*** Data supplied ***

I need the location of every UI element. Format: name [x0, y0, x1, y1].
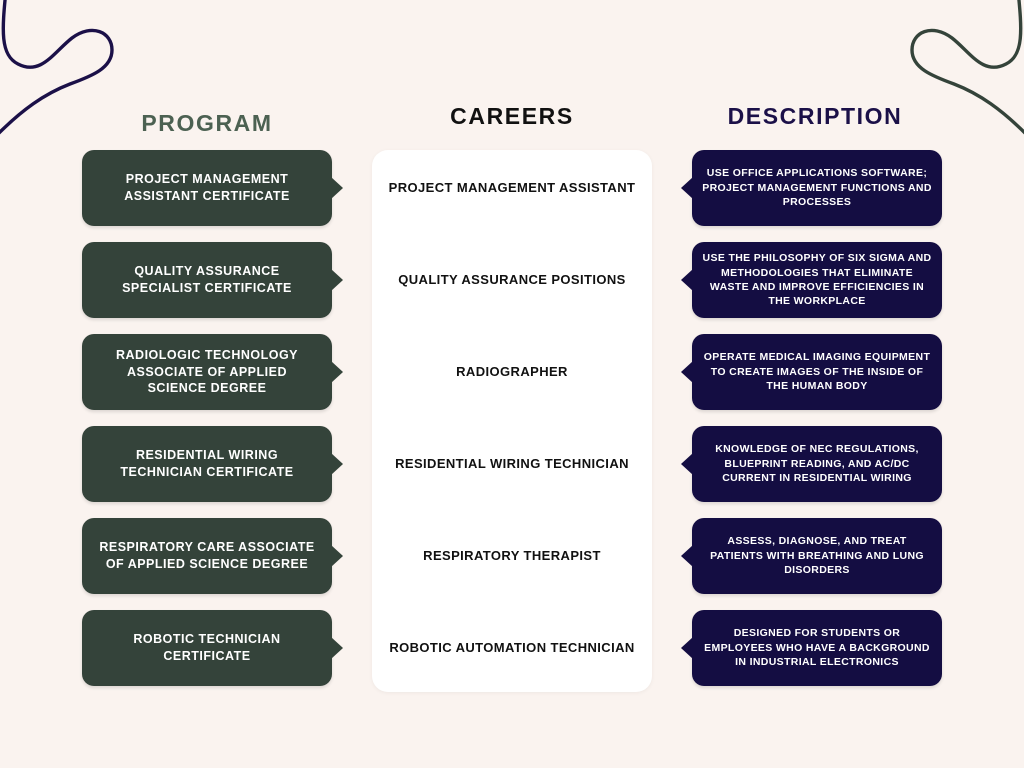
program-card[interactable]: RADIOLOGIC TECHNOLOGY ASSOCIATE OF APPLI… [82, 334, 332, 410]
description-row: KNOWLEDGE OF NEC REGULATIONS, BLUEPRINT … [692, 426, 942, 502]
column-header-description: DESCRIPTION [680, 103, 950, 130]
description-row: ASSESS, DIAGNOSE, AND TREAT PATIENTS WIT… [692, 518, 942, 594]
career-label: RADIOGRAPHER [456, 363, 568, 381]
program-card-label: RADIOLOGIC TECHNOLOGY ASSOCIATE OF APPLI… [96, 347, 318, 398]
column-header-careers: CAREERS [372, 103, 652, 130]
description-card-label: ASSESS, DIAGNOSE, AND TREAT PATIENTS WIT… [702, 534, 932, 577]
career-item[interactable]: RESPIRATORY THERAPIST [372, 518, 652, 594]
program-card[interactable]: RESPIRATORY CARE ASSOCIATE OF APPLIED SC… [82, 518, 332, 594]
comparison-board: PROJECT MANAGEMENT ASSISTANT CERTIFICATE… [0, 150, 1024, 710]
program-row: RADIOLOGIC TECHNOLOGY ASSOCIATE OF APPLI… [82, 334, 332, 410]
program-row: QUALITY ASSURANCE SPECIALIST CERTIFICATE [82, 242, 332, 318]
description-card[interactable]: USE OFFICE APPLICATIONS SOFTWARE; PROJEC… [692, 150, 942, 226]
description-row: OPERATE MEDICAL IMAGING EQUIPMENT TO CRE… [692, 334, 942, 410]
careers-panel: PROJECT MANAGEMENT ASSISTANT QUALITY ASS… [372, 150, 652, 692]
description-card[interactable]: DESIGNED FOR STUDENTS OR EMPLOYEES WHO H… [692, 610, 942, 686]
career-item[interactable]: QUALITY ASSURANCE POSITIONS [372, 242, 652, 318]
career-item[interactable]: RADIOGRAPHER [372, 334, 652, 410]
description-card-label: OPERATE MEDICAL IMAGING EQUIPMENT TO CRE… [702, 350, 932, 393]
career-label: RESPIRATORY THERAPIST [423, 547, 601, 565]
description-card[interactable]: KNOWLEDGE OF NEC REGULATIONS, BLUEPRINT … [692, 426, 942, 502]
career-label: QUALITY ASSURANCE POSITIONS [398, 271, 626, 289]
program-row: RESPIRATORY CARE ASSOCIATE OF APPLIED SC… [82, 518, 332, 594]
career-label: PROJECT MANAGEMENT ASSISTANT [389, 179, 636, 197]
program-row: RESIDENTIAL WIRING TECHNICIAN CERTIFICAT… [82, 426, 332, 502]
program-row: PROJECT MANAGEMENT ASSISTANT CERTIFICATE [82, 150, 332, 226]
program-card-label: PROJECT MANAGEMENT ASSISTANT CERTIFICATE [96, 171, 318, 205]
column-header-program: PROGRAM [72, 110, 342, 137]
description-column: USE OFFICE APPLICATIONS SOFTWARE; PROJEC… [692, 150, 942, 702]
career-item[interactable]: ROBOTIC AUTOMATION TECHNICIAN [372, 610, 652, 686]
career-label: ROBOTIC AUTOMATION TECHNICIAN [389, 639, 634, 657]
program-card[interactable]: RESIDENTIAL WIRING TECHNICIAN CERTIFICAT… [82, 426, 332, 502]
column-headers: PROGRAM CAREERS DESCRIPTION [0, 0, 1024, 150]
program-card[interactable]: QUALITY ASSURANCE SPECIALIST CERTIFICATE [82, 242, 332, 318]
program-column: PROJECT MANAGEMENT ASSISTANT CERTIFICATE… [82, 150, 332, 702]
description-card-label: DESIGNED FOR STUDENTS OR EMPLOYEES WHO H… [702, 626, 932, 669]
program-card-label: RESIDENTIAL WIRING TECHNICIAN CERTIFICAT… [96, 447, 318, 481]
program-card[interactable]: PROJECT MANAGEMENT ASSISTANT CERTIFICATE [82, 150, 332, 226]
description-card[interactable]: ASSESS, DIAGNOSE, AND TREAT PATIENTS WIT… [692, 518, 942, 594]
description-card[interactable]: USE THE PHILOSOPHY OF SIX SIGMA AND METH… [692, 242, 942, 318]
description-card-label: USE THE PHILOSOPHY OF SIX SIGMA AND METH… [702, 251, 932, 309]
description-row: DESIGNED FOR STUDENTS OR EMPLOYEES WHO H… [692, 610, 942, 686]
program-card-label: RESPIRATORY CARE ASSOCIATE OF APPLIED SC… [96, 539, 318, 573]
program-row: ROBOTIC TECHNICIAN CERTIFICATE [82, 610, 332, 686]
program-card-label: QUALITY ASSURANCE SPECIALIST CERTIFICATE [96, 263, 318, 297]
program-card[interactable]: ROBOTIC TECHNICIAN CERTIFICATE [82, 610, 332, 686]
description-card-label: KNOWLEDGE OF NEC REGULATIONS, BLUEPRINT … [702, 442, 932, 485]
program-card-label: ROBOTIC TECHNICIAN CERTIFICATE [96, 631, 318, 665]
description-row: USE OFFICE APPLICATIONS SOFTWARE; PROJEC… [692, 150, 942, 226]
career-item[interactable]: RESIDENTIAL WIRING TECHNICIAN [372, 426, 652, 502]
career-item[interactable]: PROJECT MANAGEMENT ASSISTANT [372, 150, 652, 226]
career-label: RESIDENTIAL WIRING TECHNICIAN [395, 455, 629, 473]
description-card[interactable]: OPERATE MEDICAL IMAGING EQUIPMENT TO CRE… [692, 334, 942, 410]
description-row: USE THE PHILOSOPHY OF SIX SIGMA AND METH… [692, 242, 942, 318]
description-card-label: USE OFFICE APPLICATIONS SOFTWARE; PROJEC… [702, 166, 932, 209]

***

What is being asked: Pull every line containing the string "PHILOSOPHY" out of the data above and copy it.

Answer to this problem:
description-card[interactable]: USE THE PHILOSOPHY OF SIX SIGMA AND METH… [692, 242, 942, 318]
description-card-label: USE THE PHILOSOPHY OF SIX SIGMA AND METH… [702, 251, 932, 309]
description-row: USE THE PHILOSOPHY OF SIX SIGMA AND METH… [692, 242, 942, 318]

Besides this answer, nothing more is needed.